[START INFORMATION SUPPLIED]

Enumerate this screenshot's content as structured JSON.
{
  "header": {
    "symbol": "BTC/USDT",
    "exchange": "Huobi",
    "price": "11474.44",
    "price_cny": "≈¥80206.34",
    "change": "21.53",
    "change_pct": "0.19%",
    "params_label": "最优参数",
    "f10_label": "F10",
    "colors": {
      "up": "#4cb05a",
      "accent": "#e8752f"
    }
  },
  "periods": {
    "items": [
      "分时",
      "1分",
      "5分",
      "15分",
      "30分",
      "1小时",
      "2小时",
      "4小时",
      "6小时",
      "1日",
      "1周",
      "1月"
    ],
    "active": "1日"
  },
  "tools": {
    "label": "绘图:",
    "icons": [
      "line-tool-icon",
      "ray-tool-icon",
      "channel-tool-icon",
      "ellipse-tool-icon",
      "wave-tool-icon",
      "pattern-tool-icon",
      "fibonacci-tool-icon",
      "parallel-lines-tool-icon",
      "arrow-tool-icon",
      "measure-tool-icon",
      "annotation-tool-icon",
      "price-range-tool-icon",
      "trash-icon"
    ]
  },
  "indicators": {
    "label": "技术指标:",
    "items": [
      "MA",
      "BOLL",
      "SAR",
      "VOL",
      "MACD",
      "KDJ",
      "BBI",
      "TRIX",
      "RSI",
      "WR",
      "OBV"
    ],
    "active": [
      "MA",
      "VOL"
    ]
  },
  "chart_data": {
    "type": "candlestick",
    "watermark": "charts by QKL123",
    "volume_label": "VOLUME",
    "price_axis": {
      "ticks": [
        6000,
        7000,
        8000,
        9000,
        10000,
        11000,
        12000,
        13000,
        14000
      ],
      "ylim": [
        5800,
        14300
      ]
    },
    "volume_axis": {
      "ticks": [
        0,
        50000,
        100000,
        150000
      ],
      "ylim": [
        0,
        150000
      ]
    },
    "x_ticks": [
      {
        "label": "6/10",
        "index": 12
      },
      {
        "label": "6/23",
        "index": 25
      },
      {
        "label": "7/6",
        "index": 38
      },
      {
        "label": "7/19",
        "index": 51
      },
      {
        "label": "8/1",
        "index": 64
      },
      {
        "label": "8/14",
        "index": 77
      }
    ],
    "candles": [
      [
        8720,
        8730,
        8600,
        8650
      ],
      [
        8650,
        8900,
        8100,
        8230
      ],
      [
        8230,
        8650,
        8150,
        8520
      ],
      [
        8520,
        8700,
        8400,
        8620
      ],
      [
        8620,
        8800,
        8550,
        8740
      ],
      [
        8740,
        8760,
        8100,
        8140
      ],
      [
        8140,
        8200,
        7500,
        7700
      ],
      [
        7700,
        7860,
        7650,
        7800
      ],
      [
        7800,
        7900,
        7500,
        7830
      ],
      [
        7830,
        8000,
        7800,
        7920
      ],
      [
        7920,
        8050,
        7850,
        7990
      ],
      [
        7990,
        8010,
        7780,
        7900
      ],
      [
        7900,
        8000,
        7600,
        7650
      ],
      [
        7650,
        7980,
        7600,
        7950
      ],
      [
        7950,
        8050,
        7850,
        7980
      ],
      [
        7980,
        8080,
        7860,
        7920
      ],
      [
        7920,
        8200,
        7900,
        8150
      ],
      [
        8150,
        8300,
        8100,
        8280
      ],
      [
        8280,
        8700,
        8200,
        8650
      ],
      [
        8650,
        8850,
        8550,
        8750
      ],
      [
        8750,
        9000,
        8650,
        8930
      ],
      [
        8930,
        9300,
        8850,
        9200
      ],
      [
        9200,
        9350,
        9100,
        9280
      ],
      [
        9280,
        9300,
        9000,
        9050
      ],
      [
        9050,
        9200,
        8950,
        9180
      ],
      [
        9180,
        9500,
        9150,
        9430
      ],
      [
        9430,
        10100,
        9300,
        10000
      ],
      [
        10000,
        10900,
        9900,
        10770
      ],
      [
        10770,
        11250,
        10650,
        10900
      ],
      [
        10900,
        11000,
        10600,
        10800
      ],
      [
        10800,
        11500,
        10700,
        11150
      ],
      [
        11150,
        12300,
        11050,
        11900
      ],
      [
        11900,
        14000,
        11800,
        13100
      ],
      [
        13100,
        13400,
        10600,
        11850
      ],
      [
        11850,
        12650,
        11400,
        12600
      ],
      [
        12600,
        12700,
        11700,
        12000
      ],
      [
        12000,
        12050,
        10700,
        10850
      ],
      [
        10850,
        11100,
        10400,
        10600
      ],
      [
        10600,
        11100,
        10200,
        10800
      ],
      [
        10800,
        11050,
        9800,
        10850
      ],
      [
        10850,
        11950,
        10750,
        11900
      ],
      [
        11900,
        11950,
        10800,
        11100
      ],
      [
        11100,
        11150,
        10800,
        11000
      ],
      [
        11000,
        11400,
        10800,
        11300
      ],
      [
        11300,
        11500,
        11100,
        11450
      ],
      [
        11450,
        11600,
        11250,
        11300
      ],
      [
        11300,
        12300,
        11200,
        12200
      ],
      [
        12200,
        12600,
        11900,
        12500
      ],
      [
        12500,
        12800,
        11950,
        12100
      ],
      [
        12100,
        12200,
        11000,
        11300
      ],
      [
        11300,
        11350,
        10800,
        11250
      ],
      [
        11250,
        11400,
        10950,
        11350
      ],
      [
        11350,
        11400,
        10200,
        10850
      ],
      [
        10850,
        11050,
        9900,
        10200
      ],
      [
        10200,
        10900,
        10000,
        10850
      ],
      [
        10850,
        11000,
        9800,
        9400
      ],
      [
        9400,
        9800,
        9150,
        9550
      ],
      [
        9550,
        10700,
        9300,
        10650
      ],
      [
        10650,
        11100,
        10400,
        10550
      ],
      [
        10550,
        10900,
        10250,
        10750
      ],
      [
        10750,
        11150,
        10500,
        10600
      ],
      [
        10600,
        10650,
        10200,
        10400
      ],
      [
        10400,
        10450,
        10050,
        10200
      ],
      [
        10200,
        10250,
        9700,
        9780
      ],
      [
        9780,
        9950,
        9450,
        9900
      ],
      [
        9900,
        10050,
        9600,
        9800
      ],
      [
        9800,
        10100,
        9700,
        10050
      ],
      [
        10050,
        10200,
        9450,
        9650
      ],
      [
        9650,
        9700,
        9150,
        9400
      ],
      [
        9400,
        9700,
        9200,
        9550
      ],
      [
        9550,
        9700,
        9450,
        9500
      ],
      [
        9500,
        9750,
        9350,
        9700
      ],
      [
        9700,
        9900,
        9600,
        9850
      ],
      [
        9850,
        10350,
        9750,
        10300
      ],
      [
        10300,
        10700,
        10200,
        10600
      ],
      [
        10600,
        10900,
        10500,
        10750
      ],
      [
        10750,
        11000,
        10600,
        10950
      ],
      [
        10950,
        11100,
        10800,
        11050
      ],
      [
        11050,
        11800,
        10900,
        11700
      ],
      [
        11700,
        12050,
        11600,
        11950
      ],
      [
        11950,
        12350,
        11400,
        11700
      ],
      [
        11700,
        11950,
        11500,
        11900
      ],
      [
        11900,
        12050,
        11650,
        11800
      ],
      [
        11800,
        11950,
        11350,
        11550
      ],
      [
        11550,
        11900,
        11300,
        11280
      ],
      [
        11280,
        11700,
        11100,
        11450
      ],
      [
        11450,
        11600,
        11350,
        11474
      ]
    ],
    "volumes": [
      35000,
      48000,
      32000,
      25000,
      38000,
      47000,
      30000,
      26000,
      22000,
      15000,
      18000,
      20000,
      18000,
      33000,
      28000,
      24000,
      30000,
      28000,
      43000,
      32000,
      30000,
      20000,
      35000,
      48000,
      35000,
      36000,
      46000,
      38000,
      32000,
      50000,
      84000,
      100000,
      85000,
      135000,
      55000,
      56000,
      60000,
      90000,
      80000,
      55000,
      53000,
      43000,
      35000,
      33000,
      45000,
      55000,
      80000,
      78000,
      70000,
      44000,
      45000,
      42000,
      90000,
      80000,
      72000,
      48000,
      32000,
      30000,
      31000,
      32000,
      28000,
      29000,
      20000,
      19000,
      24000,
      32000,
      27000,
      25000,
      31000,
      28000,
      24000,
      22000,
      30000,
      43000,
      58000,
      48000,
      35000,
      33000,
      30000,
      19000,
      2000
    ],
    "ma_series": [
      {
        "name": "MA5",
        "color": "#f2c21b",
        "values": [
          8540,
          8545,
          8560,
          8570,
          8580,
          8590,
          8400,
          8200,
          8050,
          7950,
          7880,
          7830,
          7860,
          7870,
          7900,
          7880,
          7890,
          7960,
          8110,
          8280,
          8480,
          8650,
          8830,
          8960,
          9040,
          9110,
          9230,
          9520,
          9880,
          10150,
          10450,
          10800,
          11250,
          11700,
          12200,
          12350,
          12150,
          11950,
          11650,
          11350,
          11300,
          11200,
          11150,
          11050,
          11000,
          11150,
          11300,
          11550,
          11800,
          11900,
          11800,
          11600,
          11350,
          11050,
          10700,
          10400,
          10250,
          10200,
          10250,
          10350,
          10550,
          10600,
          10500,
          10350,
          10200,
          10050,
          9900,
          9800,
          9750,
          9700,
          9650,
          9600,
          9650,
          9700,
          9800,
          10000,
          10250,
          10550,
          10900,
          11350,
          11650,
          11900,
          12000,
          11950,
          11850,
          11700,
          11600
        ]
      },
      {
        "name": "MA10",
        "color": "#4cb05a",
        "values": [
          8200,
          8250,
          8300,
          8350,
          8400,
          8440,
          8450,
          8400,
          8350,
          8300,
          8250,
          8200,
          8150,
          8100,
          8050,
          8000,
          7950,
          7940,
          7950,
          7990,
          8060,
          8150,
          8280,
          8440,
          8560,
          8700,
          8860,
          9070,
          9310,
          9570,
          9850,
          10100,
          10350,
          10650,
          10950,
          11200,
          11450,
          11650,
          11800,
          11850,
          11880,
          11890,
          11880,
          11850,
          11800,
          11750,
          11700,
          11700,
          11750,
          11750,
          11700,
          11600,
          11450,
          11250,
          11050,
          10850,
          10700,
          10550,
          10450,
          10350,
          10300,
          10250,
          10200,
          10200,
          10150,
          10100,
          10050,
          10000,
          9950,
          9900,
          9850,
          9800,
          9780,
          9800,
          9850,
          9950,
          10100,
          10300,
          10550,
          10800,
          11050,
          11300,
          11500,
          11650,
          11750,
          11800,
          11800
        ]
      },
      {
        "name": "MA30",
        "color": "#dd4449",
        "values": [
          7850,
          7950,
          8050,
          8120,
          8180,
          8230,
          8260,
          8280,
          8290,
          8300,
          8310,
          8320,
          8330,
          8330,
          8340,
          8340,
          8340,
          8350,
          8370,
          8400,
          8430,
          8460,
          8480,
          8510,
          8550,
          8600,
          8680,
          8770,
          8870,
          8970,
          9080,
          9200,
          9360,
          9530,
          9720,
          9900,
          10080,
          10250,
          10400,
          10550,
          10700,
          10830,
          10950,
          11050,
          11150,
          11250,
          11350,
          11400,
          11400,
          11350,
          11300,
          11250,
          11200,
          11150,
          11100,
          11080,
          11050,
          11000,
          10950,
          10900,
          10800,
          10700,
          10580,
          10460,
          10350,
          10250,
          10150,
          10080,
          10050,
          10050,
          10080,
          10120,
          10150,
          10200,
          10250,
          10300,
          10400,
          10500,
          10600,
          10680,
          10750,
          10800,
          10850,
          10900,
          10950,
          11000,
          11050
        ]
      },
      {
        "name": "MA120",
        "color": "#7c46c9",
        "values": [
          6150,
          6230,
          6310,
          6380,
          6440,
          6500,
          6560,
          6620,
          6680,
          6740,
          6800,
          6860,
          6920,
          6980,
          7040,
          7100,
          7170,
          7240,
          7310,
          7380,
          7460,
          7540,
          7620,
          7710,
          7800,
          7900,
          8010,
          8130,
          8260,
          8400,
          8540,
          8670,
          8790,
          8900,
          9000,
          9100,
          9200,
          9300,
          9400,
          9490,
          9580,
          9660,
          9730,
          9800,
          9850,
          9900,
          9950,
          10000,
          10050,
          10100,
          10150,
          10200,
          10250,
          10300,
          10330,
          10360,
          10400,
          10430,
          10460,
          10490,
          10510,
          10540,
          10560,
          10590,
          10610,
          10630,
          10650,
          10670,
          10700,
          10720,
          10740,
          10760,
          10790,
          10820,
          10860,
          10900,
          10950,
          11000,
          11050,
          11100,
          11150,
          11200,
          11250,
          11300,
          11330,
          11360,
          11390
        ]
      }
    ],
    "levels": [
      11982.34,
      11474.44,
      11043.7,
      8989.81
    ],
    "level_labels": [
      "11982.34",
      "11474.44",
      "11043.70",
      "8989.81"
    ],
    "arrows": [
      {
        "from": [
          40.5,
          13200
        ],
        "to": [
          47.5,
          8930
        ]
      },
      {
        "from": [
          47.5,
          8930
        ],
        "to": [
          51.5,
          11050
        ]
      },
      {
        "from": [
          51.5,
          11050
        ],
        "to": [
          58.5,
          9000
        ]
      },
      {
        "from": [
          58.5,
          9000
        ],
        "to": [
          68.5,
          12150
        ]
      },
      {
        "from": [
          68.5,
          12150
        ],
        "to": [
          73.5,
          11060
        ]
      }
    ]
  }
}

[END INFORMATION SUPPLIED]

PROBLEM TO WORK ON = Report only how many lines in the listing contain the string "index".

RESULT OF THE EXERCISE = 6